■ **GIVEN INSTRUCTION**: The data below should be printed in full, exactly, and without any of its images.

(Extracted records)
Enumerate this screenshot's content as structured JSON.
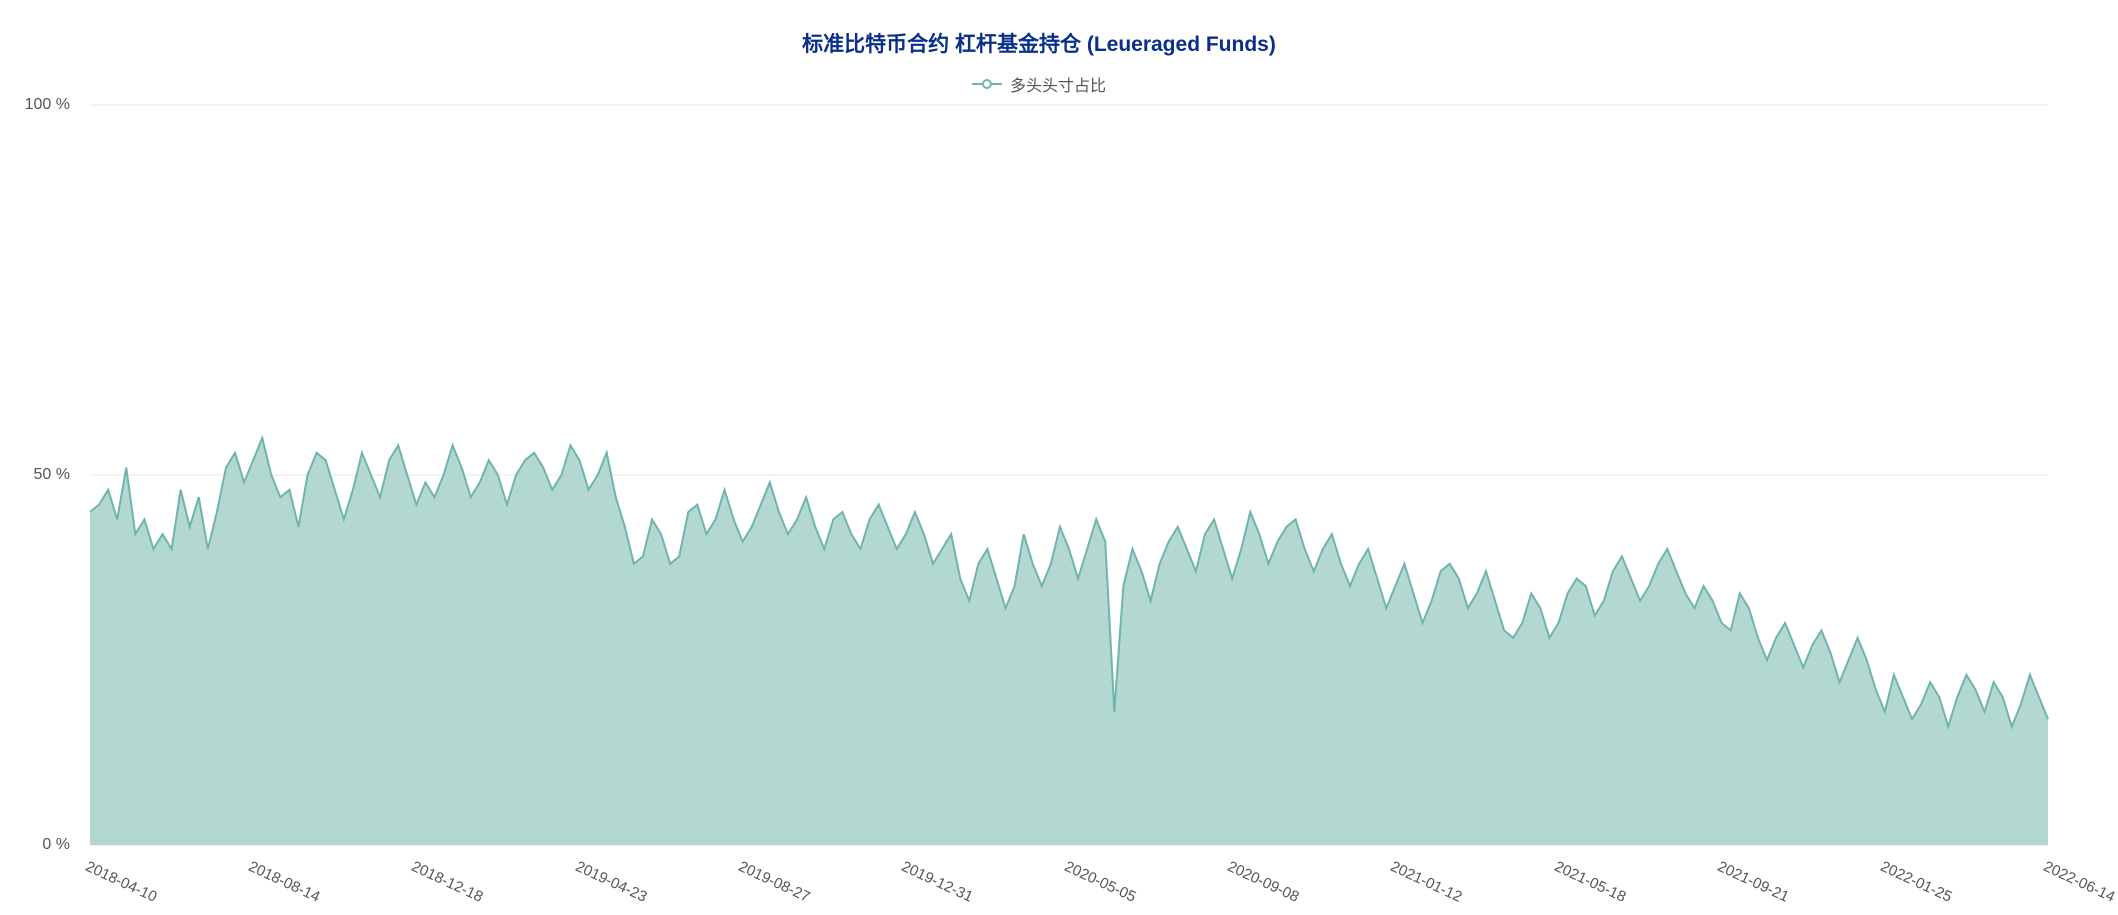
{
  "chart": {
    "type": "area",
    "title": "标准比特币合约 杠杆基金持仓 (Leueraged Funds)",
    "title_color": "#0a2f8a",
    "title_fontsize": 21,
    "legend": {
      "label": "多头头寸占比",
      "series_color": "#6fb5ab",
      "fill_color": "#a5d1c9",
      "text_color": "#555555"
    },
    "x_axis": {
      "ticks": [
        "2018-04-10",
        "2018-08-14",
        "2018-12-18",
        "2019-04-23",
        "2019-08-27",
        "2019-12-31",
        "2020-05-05",
        "2020-09-08",
        "2021-01-12",
        "2021-05-18",
        "2021-09-21",
        "2022-01-25",
        "2022-06-14"
      ],
      "label_color": "#555555",
      "label_fontsize": 15
    },
    "y_axis": {
      "ticks": [
        0,
        50,
        100
      ],
      "tick_labels": [
        "0 %",
        "50 %",
        "100 %"
      ],
      "ylim": [
        0,
        100
      ],
      "label_color": "#555555",
      "label_fontsize": 16,
      "grid_color": "#e8e8e8"
    },
    "series": {
      "name": "多头头寸占比",
      "color_line": "#6fb5ab",
      "color_fill": "#a5d1c9",
      "fill_opacity": 0.85,
      "line_width": 2,
      "values": [
        45,
        46,
        48,
        44,
        51,
        42,
        44,
        40,
        42,
        40,
        48,
        43,
        47,
        40,
        45,
        51,
        53,
        49,
        52,
        55,
        50,
        47,
        48,
        43,
        50,
        53,
        52,
        48,
        44,
        48,
        53,
        50,
        47,
        52,
        54,
        50,
        46,
        49,
        47,
        50,
        54,
        51,
        47,
        49,
        52,
        50,
        46,
        50,
        52,
        53,
        51,
        48,
        50,
        54,
        52,
        48,
        50,
        53,
        47,
        43,
        38,
        39,
        44,
        42,
        38,
        39,
        45,
        46,
        42,
        44,
        48,
        44,
        41,
        43,
        46,
        49,
        45,
        42,
        44,
        47,
        43,
        40,
        44,
        45,
        42,
        40,
        44,
        46,
        43,
        40,
        42,
        45,
        42,
        38,
        40,
        42,
        36,
        33,
        38,
        40,
        36,
        32,
        35,
        42,
        38,
        35,
        38,
        43,
        40,
        36,
        40,
        44,
        41,
        18,
        35,
        40,
        37,
        33,
        38,
        41,
        43,
        40,
        37,
        42,
        44,
        40,
        36,
        40,
        45,
        42,
        38,
        41,
        43,
        44,
        40,
        37,
        40,
        42,
        38,
        35,
        38,
        40,
        36,
        32,
        35,
        38,
        34,
        30,
        33,
        37,
        38,
        36,
        32,
        34,
        37,
        33,
        29,
        28,
        30,
        34,
        32,
        28,
        30,
        34,
        36,
        35,
        31,
        33,
        37,
        39,
        36,
        33,
        35,
        38,
        40,
        37,
        34,
        32,
        35,
        33,
        30,
        29,
        34,
        32,
        28,
        25,
        28,
        30,
        27,
        24,
        27,
        29,
        26,
        22,
        25,
        28,
        25,
        21,
        18,
        23,
        20,
        17,
        19,
        22,
        20,
        16,
        20,
        23,
        21,
        18,
        22,
        20,
        16,
        19,
        23,
        20,
        17
      ]
    },
    "background_color": "#ffffff",
    "axis_line_color": "#cccccc"
  }
}
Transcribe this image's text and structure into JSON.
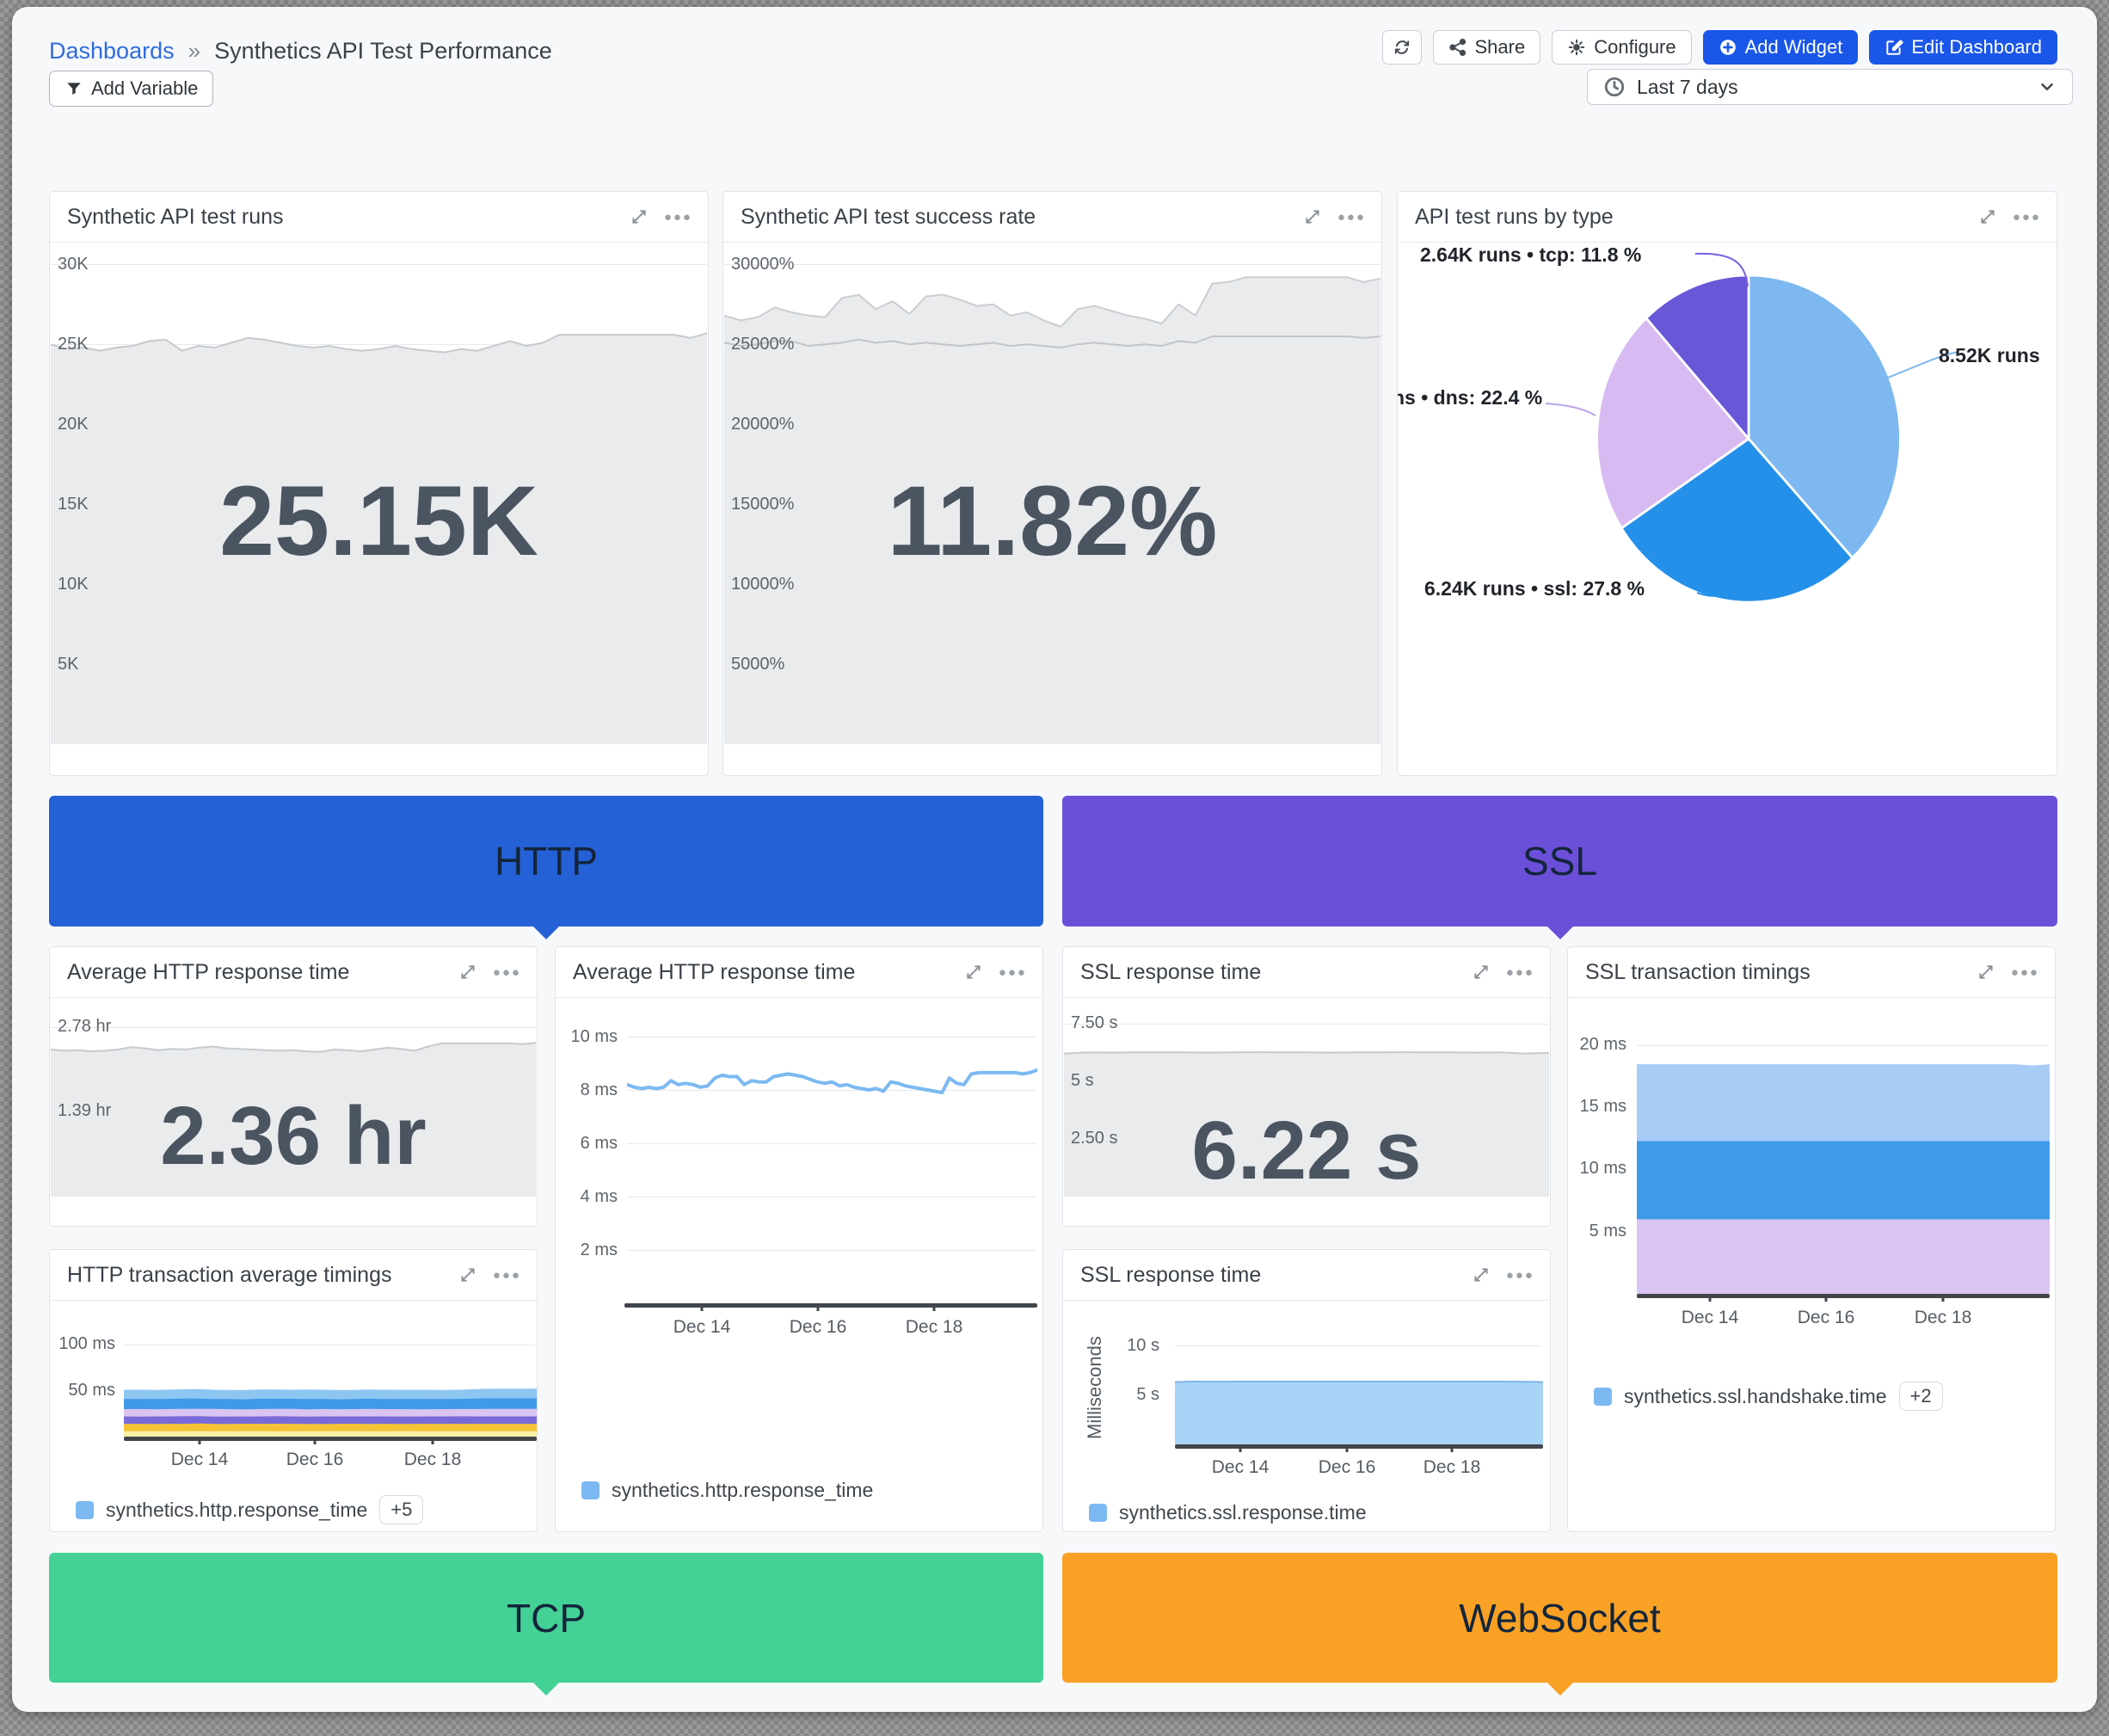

■ **COMPLETED EXERCISE**:
Enumerate this screenshot's content as structured JSON.
{
  "chart": {
    "type": "area",
    "title": "标准比特币合约 杠杆基金持仓 (Leueraged Funds)",
    "title_color": "#0a2f8a",
    "title_fontsize": 21,
    "legend": {
      "label": "多头头寸占比",
      "series_color": "#6fb5ab",
      "fill_color": "#a5d1c9",
      "text_color": "#555555"
    },
    "x_axis": {
      "ticks": [
        "2018-04-10",
        "2018-08-14",
        "2018-12-18",
        "2019-04-23",
        "2019-08-27",
        "2019-12-31",
        "2020-05-05",
        "2020-09-08",
        "2021-01-12",
        "2021-05-18",
        "2021-09-21",
        "2022-01-25",
        "2022-06-14"
      ],
      "label_color": "#555555",
      "label_fontsize": 15
    },
    "y_axis": {
      "ticks": [
        0,
        50,
        100
      ],
      "tick_labels": [
        "0 %",
        "50 %",
        "100 %"
      ],
      "ylim": [
        0,
        100
      ],
      "label_color": "#555555",
      "label_fontsize": 16,
      "grid_color": "#e8e8e8"
    },
    "series": {
      "name": "多头头寸占比",
      "color_line": "#6fb5ab",
      "color_fill": "#a5d1c9",
      "fill_opacity": 0.85,
      "line_width": 2,
      "values": [
        45,
        46,
        48,
        44,
        51,
        42,
        44,
        40,
        42,
        40,
        48,
        43,
        47,
        40,
        45,
        51,
        53,
        49,
        52,
        55,
        50,
        47,
        48,
        43,
        50,
        53,
        52,
        48,
        44,
        48,
        53,
        50,
        47,
        52,
        54,
        50,
        46,
        49,
        47,
        50,
        54,
        51,
        47,
        49,
        52,
        50,
        46,
        50,
        52,
        53,
        51,
        48,
        50,
        54,
        52,
        48,
        50,
        53,
        47,
        43,
        38,
        39,
        44,
        42,
        38,
        39,
        45,
        46,
        42,
        44,
        48,
        44,
        41,
        43,
        46,
        49,
        45,
        42,
        44,
        47,
        43,
        40,
        44,
        45,
        42,
        40,
        44,
        46,
        43,
        40,
        42,
        45,
        42,
        38,
        40,
        42,
        36,
        33,
        38,
        40,
        36,
        32,
        35,
        42,
        38,
        35,
        38,
        43,
        40,
        36,
        40,
        44,
        41,
        18,
        35,
        40,
        37,
        33,
        38,
        41,
        43,
        40,
        37,
        42,
        44,
        40,
        36,
        40,
        45,
        42,
        38,
        41,
        43,
        44,
        40,
        37,
        40,
        42,
        38,
        35,
        38,
        40,
        36,
        32,
        35,
        38,
        34,
        30,
        33,
        37,
        38,
        36,
        32,
        34,
        37,
        33,
        29,
        28,
        30,
        34,
        32,
        28,
        30,
        34,
        36,
        35,
        31,
        33,
        37,
        39,
        36,
        33,
        35,
        38,
        40,
        37,
        34,
        32,
        35,
        33,
        30,
        29,
        34,
        32,
        28,
        25,
        28,
        30,
        27,
        24,
        27,
        29,
        26,
        22,
        25,
        28,
        25,
        21,
        18,
        23,
        20,
        17,
        19,
        22,
        20,
        16,
        20,
        23,
        21,
        18,
        22,
        20,
        16,
        19,
        23,
        20,
        17
      ]
    },
    "background_color": "#ffffff",
    "axis_line_color": "#cccccc"
  }
}
Transcribe this image's text and structure into JSON.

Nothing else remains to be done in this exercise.